● **EXERCISE**:
Check every line of the entries below for the word "columns", and copy the ones that have it.

● **DATA EXTRACT**:
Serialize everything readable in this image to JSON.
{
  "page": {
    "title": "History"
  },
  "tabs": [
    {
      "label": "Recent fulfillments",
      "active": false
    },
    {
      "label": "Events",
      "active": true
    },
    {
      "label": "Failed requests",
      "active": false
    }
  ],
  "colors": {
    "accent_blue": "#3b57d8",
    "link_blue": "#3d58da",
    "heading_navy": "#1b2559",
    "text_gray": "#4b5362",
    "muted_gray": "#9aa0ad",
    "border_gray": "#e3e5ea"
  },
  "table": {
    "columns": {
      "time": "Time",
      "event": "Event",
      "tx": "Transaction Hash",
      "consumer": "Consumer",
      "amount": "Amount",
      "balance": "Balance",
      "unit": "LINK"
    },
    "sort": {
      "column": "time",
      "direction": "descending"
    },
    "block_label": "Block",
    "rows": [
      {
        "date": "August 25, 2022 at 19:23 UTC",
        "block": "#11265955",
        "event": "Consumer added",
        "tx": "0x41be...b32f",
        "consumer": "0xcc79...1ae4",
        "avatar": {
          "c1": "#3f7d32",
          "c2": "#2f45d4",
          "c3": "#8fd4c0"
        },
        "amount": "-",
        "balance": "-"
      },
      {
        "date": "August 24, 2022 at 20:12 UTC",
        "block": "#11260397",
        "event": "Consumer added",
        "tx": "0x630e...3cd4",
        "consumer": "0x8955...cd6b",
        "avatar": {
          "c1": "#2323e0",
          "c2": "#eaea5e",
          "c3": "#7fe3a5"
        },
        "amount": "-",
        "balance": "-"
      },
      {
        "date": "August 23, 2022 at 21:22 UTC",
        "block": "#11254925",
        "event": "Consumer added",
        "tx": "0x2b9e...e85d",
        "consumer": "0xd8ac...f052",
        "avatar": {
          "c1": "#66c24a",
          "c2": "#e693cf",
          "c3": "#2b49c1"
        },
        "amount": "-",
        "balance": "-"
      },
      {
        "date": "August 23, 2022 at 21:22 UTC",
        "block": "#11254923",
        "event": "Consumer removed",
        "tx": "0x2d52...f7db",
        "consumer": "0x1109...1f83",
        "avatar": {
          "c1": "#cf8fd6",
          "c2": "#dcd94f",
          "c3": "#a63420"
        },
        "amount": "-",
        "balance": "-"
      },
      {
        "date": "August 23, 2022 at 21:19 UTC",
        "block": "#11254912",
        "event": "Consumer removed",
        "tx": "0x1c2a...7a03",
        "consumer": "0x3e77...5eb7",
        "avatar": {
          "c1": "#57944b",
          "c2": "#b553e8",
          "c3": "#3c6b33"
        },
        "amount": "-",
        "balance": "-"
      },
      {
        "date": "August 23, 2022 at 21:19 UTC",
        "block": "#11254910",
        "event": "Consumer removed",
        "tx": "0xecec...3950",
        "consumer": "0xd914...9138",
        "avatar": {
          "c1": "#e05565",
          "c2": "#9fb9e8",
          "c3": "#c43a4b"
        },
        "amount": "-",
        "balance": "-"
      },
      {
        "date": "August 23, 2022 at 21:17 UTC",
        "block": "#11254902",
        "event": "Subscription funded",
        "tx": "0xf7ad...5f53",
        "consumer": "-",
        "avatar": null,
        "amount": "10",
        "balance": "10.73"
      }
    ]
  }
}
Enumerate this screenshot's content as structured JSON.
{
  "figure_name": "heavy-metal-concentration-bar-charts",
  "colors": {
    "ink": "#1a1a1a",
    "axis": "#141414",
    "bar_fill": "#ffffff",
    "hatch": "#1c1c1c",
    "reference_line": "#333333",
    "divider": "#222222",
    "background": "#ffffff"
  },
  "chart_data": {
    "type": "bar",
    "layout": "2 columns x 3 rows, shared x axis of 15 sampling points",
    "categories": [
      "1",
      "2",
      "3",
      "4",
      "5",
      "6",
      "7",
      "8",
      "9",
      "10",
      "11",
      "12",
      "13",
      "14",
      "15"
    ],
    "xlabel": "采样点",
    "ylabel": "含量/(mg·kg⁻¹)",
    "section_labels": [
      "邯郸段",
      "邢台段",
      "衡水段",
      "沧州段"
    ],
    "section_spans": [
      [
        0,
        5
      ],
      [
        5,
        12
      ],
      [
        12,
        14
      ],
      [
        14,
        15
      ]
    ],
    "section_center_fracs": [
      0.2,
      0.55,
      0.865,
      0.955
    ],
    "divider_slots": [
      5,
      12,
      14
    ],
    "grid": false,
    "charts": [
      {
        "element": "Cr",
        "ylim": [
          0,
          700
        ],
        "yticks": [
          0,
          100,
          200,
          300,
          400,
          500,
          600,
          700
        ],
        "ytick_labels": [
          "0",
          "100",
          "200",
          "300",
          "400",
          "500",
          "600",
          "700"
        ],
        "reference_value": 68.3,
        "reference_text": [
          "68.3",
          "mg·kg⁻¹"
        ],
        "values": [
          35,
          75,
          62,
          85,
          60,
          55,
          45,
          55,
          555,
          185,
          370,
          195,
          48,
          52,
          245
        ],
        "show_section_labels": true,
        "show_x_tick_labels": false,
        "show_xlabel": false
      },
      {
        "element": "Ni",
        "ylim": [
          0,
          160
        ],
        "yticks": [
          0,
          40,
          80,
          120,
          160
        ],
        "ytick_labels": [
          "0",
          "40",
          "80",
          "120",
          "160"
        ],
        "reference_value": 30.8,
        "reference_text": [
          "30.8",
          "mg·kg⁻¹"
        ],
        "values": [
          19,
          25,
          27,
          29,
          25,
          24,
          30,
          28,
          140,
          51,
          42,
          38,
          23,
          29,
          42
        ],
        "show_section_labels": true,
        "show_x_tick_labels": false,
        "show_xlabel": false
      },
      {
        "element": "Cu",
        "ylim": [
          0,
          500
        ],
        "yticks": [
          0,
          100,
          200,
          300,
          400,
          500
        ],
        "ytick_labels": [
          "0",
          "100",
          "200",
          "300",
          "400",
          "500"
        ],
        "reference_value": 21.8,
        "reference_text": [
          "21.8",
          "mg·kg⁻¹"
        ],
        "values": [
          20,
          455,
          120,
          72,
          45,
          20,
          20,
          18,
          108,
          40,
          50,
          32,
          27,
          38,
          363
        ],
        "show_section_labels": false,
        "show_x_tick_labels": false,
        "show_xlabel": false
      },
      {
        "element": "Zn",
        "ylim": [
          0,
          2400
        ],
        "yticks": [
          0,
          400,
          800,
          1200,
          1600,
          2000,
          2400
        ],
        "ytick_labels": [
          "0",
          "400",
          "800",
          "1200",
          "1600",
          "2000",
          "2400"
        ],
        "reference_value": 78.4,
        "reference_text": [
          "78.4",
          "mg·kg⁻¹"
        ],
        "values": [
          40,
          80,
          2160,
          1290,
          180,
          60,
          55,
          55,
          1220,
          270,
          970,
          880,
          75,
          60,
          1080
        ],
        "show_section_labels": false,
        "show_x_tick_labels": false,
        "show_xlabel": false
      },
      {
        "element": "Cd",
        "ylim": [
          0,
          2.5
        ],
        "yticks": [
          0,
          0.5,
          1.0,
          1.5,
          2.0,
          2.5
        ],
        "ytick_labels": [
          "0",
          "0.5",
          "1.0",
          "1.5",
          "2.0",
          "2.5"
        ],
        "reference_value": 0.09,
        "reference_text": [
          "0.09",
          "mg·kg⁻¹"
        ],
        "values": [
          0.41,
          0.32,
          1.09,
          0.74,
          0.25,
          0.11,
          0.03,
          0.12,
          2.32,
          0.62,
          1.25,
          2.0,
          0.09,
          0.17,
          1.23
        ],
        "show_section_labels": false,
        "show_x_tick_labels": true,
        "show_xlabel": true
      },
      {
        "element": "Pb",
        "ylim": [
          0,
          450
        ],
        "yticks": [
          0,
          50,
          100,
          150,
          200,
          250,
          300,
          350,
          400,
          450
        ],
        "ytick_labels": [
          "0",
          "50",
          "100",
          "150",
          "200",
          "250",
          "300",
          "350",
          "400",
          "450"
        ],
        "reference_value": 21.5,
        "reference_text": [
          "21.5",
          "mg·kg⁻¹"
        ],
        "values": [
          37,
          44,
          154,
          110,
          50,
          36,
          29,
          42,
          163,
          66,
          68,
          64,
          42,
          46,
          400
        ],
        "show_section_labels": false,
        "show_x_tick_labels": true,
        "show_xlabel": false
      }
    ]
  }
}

● **RESPONSE BELOW**:
    "columns": {
    "layout": "2 columns x 3 rows, shared x axis of 15 sampling points",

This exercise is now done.